Exercise details. Can you transcribe every record below exactly as it appears?

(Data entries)
-------------------------
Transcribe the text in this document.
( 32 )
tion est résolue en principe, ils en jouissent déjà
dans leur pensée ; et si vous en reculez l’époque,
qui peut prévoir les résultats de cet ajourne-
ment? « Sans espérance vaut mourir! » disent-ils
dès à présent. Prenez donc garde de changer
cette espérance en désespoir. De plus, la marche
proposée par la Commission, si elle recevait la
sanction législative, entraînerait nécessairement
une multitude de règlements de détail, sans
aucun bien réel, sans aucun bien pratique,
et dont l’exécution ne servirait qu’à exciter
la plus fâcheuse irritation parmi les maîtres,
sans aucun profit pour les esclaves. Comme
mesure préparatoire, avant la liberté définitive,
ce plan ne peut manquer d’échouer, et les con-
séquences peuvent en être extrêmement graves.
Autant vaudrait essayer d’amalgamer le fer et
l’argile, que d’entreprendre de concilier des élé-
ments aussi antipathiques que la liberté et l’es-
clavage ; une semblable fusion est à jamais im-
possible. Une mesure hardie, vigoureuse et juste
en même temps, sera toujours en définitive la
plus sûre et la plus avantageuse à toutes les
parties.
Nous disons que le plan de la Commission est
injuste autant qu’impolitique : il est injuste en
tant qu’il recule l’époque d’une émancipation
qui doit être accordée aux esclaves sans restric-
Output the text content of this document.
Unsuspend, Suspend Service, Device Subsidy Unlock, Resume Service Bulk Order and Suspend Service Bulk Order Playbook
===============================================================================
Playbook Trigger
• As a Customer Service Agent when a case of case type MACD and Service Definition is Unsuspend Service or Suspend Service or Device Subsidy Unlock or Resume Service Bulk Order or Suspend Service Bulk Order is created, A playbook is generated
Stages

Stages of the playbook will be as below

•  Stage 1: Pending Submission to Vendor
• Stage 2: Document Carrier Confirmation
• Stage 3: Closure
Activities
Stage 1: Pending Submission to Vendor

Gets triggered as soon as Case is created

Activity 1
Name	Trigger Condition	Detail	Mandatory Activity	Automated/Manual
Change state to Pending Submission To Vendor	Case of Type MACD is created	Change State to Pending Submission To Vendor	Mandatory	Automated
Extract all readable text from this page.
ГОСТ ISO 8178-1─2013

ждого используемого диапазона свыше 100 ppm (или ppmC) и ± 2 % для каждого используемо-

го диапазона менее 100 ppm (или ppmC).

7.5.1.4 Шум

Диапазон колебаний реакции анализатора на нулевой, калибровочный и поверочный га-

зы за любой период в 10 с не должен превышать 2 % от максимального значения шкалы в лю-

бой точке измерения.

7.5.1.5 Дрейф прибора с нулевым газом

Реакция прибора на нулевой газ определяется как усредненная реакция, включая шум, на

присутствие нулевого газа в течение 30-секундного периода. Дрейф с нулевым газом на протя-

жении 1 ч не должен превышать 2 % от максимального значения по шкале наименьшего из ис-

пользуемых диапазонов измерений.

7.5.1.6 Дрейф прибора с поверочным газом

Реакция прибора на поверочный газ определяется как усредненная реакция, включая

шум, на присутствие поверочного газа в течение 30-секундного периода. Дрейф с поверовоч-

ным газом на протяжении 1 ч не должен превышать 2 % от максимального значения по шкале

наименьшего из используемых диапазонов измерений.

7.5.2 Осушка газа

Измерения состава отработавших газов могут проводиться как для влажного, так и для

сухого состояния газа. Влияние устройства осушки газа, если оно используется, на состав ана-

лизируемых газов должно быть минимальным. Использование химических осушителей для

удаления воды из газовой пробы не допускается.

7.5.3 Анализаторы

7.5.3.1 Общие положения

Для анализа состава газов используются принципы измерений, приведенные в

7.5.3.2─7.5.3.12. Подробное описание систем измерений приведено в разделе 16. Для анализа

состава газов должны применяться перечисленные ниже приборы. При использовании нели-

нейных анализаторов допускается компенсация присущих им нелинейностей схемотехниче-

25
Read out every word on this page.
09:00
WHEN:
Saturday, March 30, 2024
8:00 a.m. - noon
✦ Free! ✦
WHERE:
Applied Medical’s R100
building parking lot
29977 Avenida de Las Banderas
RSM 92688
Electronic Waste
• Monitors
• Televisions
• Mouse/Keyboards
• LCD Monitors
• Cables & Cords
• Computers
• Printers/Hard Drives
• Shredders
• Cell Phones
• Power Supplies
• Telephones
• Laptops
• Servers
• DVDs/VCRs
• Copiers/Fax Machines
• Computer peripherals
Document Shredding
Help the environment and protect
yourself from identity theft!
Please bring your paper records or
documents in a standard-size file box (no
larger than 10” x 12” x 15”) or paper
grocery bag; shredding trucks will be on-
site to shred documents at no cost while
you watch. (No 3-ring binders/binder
-------------------------
Result.
Transcribe the text in this document.
( 32 )
tion est résolue en principe, ils en jouissent déjà
dans leur pensée ; et si vous en reculez l’époque,
qui peut prévoir les résultats de cet ajourne-
ment? « Sans espérance vaut mourir! » disent-ils
dès à présent. Prenez donc garde de changer
cette espérance en désespoir. De plus, la marche
proposée par la Commission, si elle recevait la
sanction législative, entraînerait nécessairement
une multitude de règlements de détail, sans
aucun bien réel, sans aucun bien pratique,
et dont l’exécution ne servirait qu’à exciter
la plus fâcheuse irritation parmi les maîtres,
sans aucun profit pour les esclaves. Comme
mesure préparatoire, avant la liberté définitive,
ce plan ne peut manquer d’échouer, et les con-
séquences peuvent en être extrêmement graves.
Autant vaudrait essayer d’amalgamer le fer et
l’argile, que d’entreprendre de concilier des élé-
ments aussi antipathiques que la liberté et l’es-
clavage ; une semblable fusion est à jamais im-
possible. Une mesure hardie, vigoureuse et juste
en même temps, sera toujours en définitive la
plus sûre et la plus avantageuse à toutes les
parties.
Nous disons que le plan de la Commission est
injuste autant qu’impolitique : il est injuste en
tant qu’il recule l’époque d’une émancipation
qui doit être accordée aux esclaves sans restric-
Output the text content of this document.
Unsuspend, Suspend Service, Device Subsidy Unlock, Resume Service Bulk Order and Suspend Service Bulk Order Playbook
===============================================================================
Playbook Trigger
• As a Customer Service Agent when a case of case type MACD and Service Definition is Unsuspend Service or Suspend Service or Device Subsidy Unlock or Resume Service Bulk Order or Suspend Service Bulk Order is created, A playbook is generated
Stages

Stages of the playbook will be as below

•  Stage 1: Pending Submission to Vendor
• Stage 2: Document Carrier Confirmation
• Stage 3: Closure
Activities
Stage 1: Pending Submission to Vendor

Gets triggered as soon as Case is created

Activity 1
Name	Trigger Condition	Detail	Mandatory Activity	Automated/Manual
Change state to Pending Submission To Vendor	Case of Type MACD is created	Change State to Pending Submission To Vendor	Mandatory	Automated
Extract all readable text from this page.
ГОСТ ISO 8178-1─2013

ждого используемого диапазона свыше 100 ppm (или ppmC) и ± 2 % для каждого используемо-

го диапазона менее 100 ppm (или ppmC).

7.5.1.4 Шум

Диапазон колебаний реакции анализатора на нулевой, калибровочный и поверочный га-

зы за любой период в 10 с не должен превышать 2 % от максимального значения шкалы в лю-

бой точке измерения.

7.5.1.5 Дрейф прибора с нулевым газом

Реакция прибора на нулевой газ определяется как усредненная реакция, включая шум, на

присутствие нулевого газа в течение 30-секундного периода. Дрейф с нулевым газом на протя-

жении 1 ч не должен превышать 2 % от максимального значения по шкале наименьшего из ис-

пользуемых диапазонов измерений.

7.5.1.6 Дрейф прибора с поверочным газом

Реакция прибора на поверочный газ определяется как усредненная реакция, включая

шум, на присутствие поверочного газа в течение 30-секундного периода. Дрейф с поверовоч-

ным газом на протяжении 1 ч не должен превышать 2 % от максимального значения по шкале

наименьшего из используемых диапазонов измерений.

7.5.2 Осушка газа

Измерения состава отработавших газов могут проводиться как для влажного, так и для

сухого состояния газа. Влияние устройства осушки газа, если оно используется, на состав ана-

лизируемых газов должно быть минимальным. Использование химических осушителей для

удаления воды из газовой пробы не допускается.

7.5.3 Анализаторы

7.5.3.1 Общие положения

Для анализа состава газов используются принципы измерений, приведенные в

7.5.3.2─7.5.3.12. Подробное описание систем измерений приведено в разделе 16. Для анализа

состава газов должны применяться перечисленные ниже приборы. При использовании нели-

нейных анализаторов допускается компенсация присущих им нелинейностей схемотехниче-

25
Read out every word on this page.
09:00
WHEN:
Saturday, March 30, 2024
8:00 a.m. - noon
✦ Free! ✦
WHERE:
Applied Medical’s R100
building parking lot
29977 Avenida de Las Banderas
RSM 92688
Electronic Waste
• Monitors
• Televisions
• Mouse/Keyboards
• LCD Monitors
• Cables & Cords
• Computers
• Printers/Hard Drives
• Shredders
• Cell Phones
• Power Supplies
• Telephones
• Laptops
• Servers
• DVDs/VCRs
• Copiers/Fax Machines
• Computer peripherals
Document Shredding
Help the environment and protect
yourself from identity theft!
Please bring your paper records or
documents in a standard-size file box (no
larger than 10” x 12” x 15”) or paper
grocery bag; shredding trucks will be on-
site to shred documents at no cost while
you watch. (No 3-ring binders/binder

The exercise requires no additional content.